* [MATERIAL SUPPLIED]
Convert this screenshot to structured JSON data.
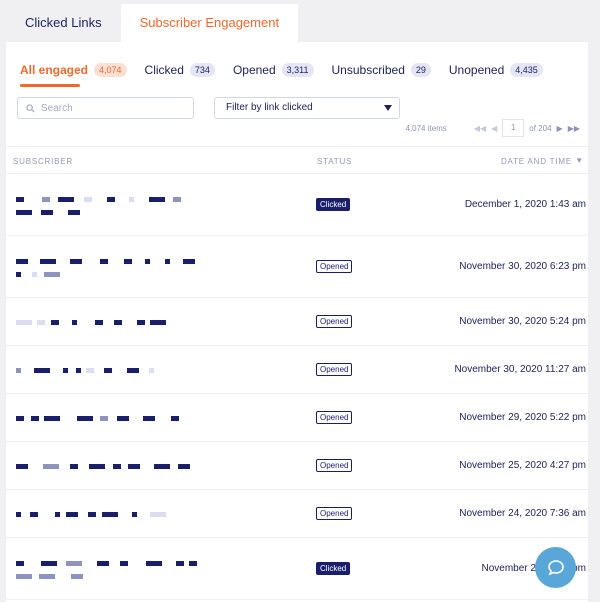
{
  "tabs": [
    {
      "label": "Clicked Links",
      "active": false
    },
    {
      "label": "Subscriber Engagement",
      "active": true
    }
  ],
  "filters": [
    {
      "label": "All engaged",
      "count": "4,074",
      "active": true
    },
    {
      "label": "Clicked",
      "count": "734"
    },
    {
      "label": "Opened",
      "count": "3,311"
    },
    {
      "label": "Unsubscribed",
      "count": "29"
    },
    {
      "label": "Unopened",
      "count": "4,435"
    }
  ],
  "search": {
    "placeholder": "Search",
    "icon": "search-icon"
  },
  "link_filter": {
    "value": "Filter by link clicked"
  },
  "pager": {
    "items": "4,074 items",
    "page": "1",
    "of": "of 204"
  },
  "table": {
    "headers": {
      "subscriber": "SUBSCRIBER",
      "status": "STATUS",
      "date": "DATE AND TIME"
    },
    "rows": [
      {
        "status": "Clicked",
        "date": "December 1, 2020 1:43 am"
      },
      {
        "status": "Opened",
        "date": "November 30, 2020 6:23 pm"
      },
      {
        "status": "Opened",
        "date": "November 30, 2020 5:24 pm"
      },
      {
        "status": "Opened",
        "date": "November 30, 2020 11:27 am"
      },
      {
        "status": "Opened",
        "date": "November 29, 2020 5:22 pm"
      },
      {
        "status": "Opened",
        "date": "November 25, 2020 4:27 pm"
      },
      {
        "status": "Opened",
        "date": "November 24, 2020 7:36 am"
      },
      {
        "status": "Clicked",
        "date": "November 23, 2020 pm"
      }
    ]
  },
  "colors": {
    "accent": "#ef6a2e",
    "navy": "#1a1f6b",
    "chat": "#59a7d8"
  }
}
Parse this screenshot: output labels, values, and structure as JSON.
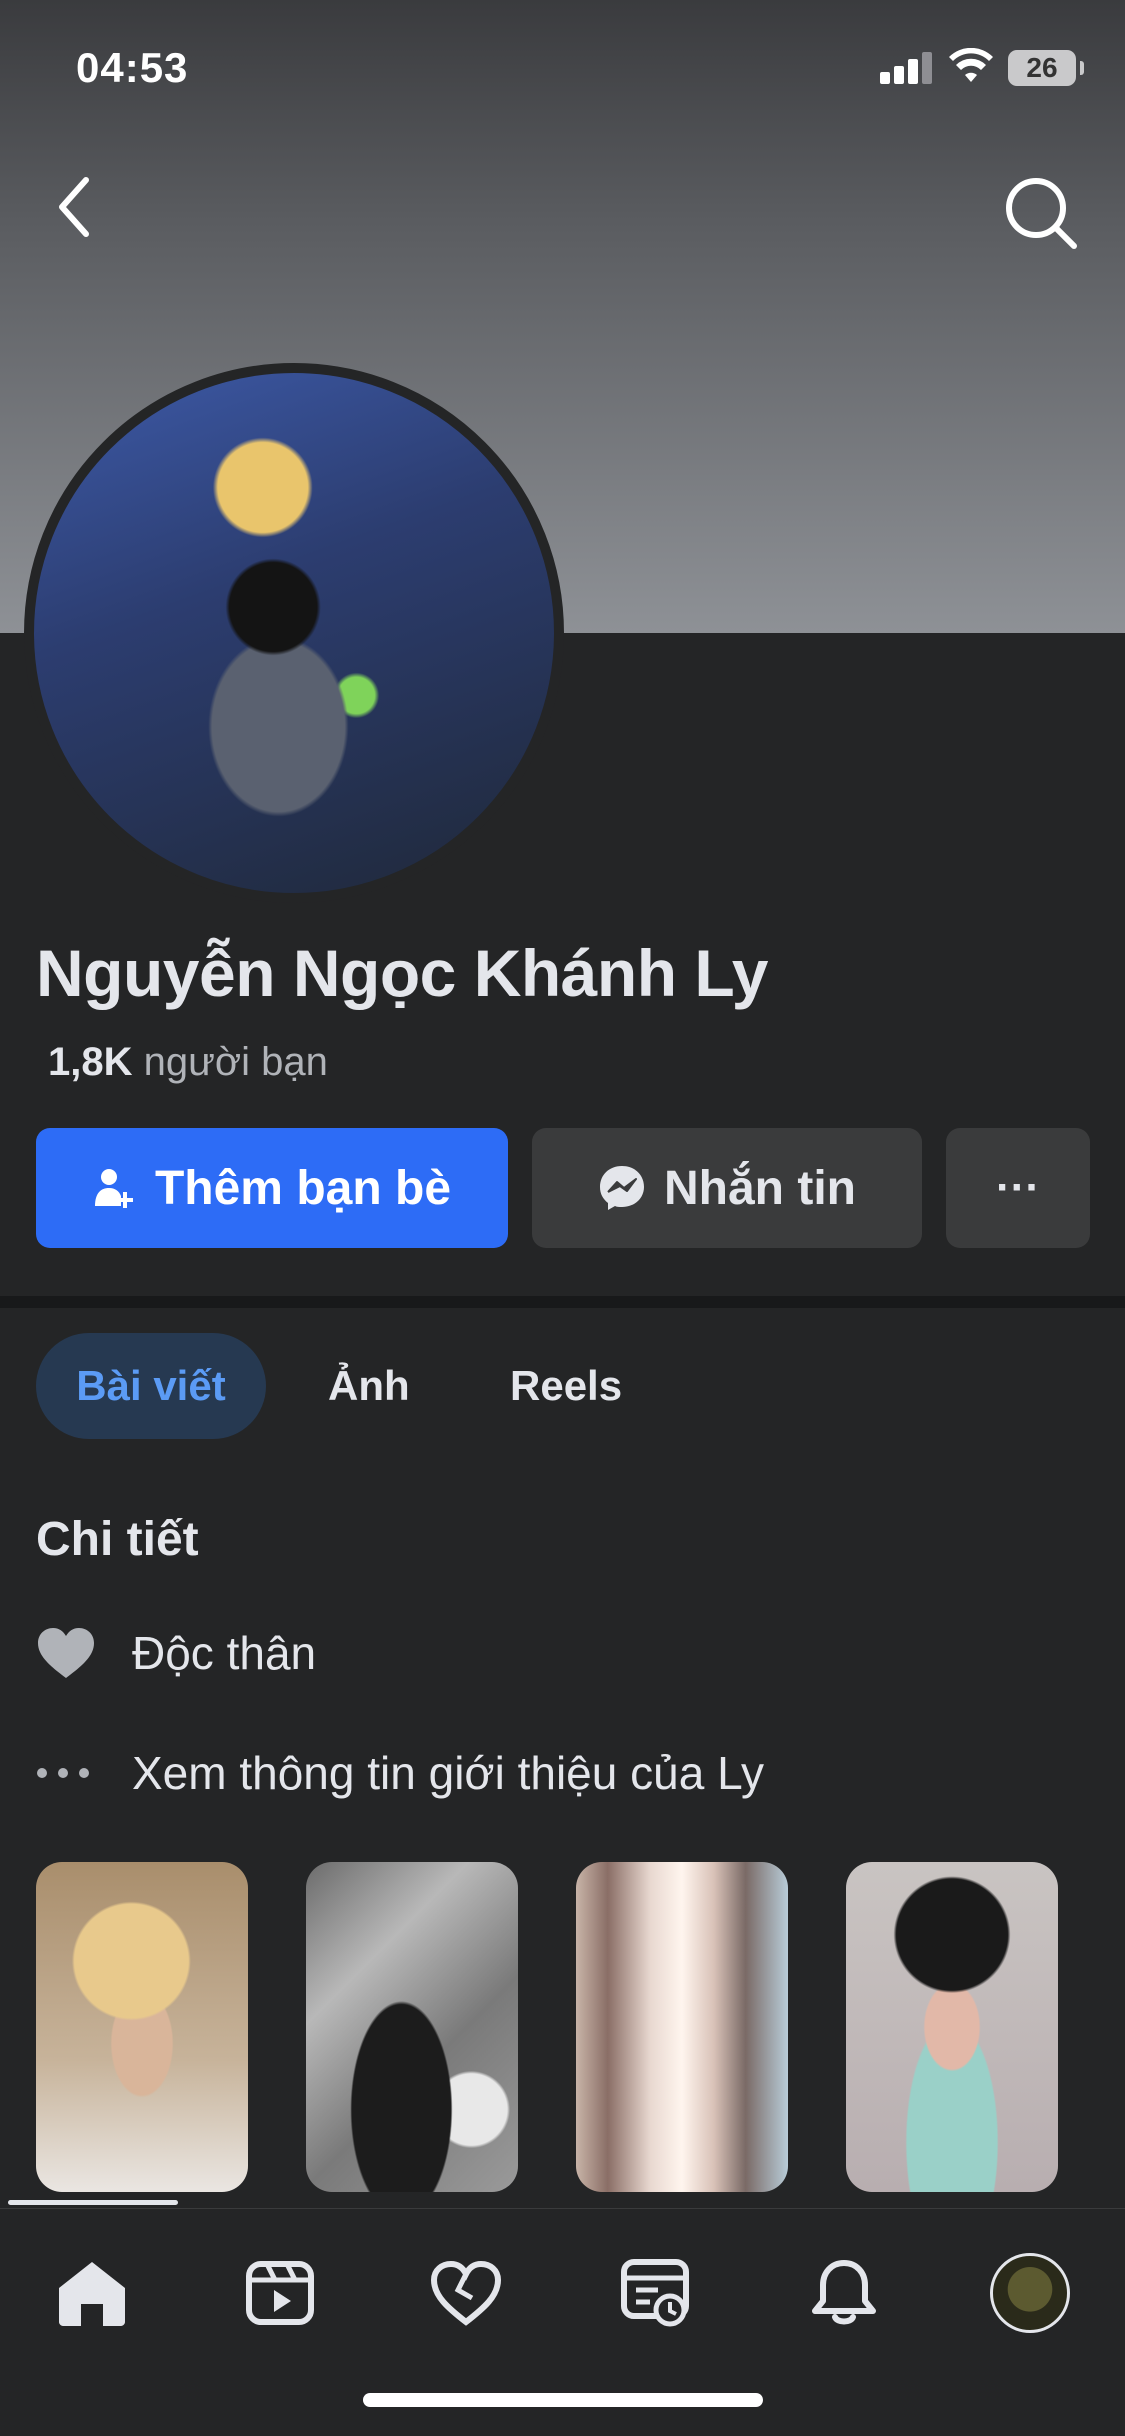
{
  "status_bar": {
    "time": "04:53",
    "battery": "26"
  },
  "profile": {
    "name": "Nguyễn Ngọc Khánh Ly",
    "friends_count": "1,8K",
    "friends_label": "người bạn"
  },
  "actions": {
    "add_friend": "Thêm bạn bè",
    "message": "Nhắn tin",
    "more": "···"
  },
  "tabs": [
    {
      "label": "Bài viết",
      "active": true
    },
    {
      "label": "Ảnh",
      "active": false
    },
    {
      "label": "Reels",
      "active": false
    }
  ],
  "details": {
    "title": "Chi tiết",
    "items": [
      {
        "icon": "heart-icon",
        "text": "Độc thân"
      },
      {
        "icon": "more-dots-icon",
        "text": "Xem thông tin giới thiệu của Ly"
      }
    ]
  },
  "bottom_nav": [
    {
      "icon": "home-icon",
      "active": true
    },
    {
      "icon": "video-icon"
    },
    {
      "icon": "dating-heart-icon"
    },
    {
      "icon": "feeds-icon"
    },
    {
      "icon": "bell-icon"
    },
    {
      "icon": "profile-avatar"
    }
  ],
  "colors": {
    "accent": "#2d6cf6",
    "background": "#242526",
    "tab_active_bg": "#263951",
    "tab_active_text": "#5b9bf5"
  }
}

* [SET EXERCISE] Collect the complete line wherever the string "JSON" appears in the records.

* [ANSWER FOR THIS EXERCISE]
Convert this screenshot to structured JSON data.
Parse this screenshot: output labels, values, and structure as JSON.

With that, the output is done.